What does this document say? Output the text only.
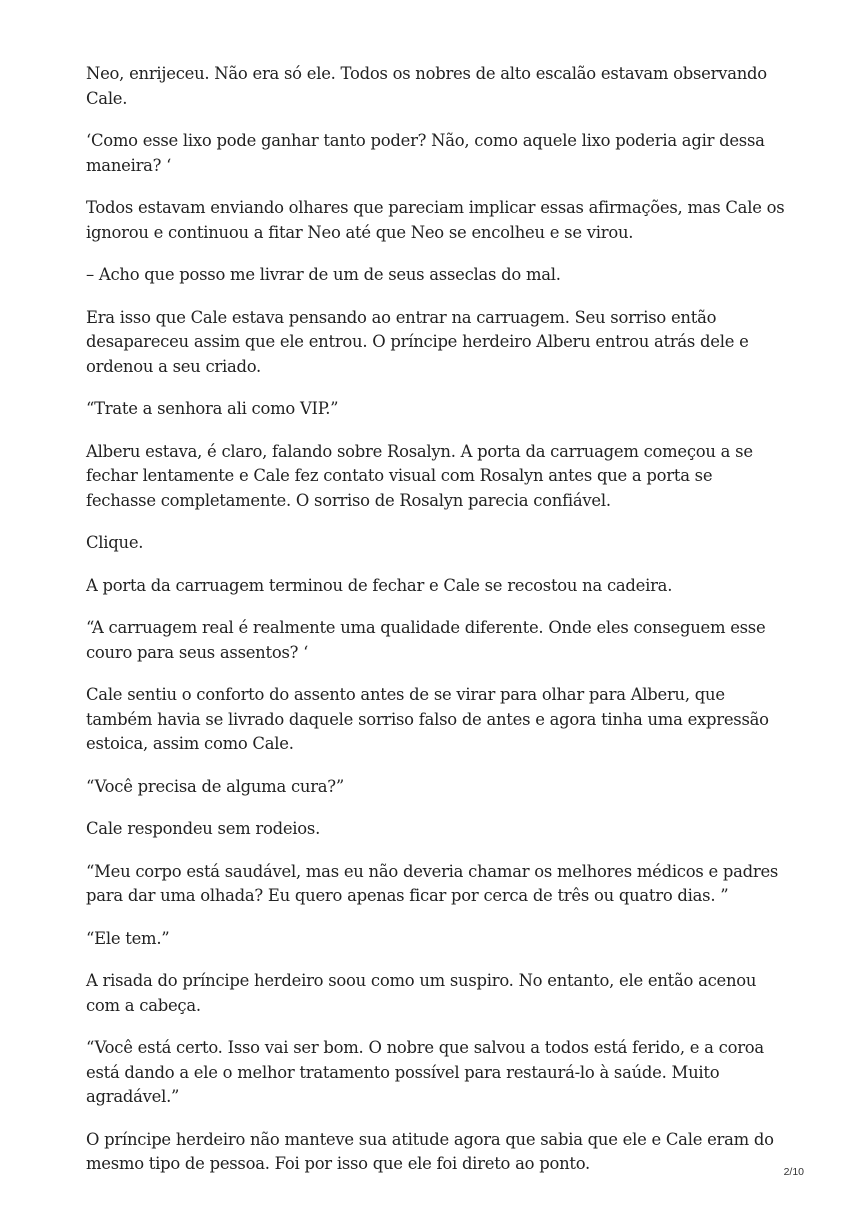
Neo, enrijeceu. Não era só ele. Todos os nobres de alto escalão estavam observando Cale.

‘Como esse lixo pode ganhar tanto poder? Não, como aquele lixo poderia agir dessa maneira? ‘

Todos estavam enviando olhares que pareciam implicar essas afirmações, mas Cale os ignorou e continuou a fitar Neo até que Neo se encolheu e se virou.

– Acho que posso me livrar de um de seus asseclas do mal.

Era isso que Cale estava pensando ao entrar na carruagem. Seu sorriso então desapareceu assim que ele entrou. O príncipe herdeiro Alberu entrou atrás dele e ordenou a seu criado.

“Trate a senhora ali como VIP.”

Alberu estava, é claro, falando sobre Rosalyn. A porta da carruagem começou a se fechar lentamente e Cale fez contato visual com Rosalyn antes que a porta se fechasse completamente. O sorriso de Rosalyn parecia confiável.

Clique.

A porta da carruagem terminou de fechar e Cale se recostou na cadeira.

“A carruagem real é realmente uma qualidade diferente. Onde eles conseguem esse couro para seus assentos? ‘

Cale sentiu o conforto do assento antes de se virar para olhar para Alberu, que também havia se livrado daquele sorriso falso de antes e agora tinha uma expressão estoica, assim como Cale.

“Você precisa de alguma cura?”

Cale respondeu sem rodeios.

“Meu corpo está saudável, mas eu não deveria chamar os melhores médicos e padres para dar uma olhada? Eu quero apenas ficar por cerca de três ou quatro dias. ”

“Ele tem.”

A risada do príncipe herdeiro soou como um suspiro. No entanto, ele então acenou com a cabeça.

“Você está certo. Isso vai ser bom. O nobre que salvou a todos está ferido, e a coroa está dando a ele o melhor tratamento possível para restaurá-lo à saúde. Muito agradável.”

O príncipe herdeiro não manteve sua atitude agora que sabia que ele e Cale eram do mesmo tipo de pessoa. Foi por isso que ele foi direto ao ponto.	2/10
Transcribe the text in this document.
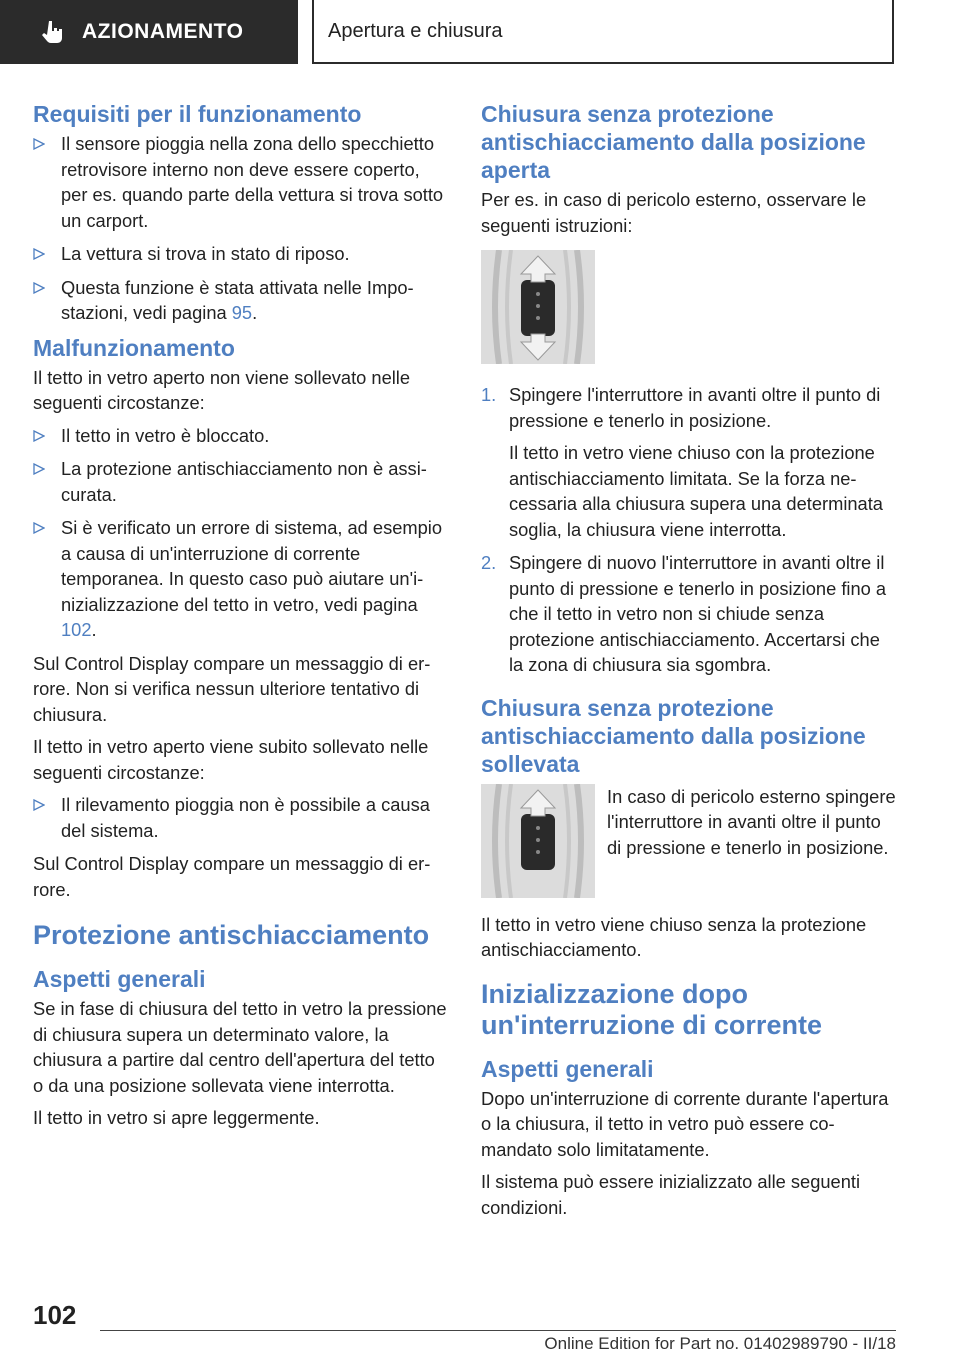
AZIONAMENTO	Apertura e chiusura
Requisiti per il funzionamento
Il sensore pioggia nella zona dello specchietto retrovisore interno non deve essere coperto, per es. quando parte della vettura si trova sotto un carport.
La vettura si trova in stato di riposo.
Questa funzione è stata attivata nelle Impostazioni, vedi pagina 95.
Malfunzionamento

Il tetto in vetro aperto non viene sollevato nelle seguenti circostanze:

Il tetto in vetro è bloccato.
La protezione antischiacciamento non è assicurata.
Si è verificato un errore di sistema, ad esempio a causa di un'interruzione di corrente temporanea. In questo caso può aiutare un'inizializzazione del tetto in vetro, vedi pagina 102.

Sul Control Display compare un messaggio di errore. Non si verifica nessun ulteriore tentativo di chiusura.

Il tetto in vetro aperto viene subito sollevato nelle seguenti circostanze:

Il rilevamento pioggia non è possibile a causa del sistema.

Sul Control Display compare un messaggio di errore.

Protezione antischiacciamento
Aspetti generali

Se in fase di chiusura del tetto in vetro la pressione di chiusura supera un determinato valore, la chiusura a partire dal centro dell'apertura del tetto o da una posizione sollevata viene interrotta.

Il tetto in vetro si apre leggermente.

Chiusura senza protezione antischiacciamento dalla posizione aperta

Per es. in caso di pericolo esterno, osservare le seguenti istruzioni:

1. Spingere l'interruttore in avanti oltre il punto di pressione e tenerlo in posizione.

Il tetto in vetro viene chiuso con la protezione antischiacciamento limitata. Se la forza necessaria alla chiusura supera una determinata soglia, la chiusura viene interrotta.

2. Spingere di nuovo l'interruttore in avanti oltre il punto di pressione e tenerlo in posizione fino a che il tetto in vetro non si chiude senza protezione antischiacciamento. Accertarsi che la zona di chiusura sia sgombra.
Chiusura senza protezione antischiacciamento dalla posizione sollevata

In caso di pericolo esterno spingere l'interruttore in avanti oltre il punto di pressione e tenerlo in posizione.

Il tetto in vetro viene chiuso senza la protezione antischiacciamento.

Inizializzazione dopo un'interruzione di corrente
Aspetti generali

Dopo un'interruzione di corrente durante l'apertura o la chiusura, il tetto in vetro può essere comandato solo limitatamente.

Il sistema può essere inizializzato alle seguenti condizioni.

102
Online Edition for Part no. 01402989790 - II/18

→ **What to do**
Working from the entries above, return all lines that contain "this".

→ **Final result**
What does this document say? Output the text only.
Transcribe the text in this document.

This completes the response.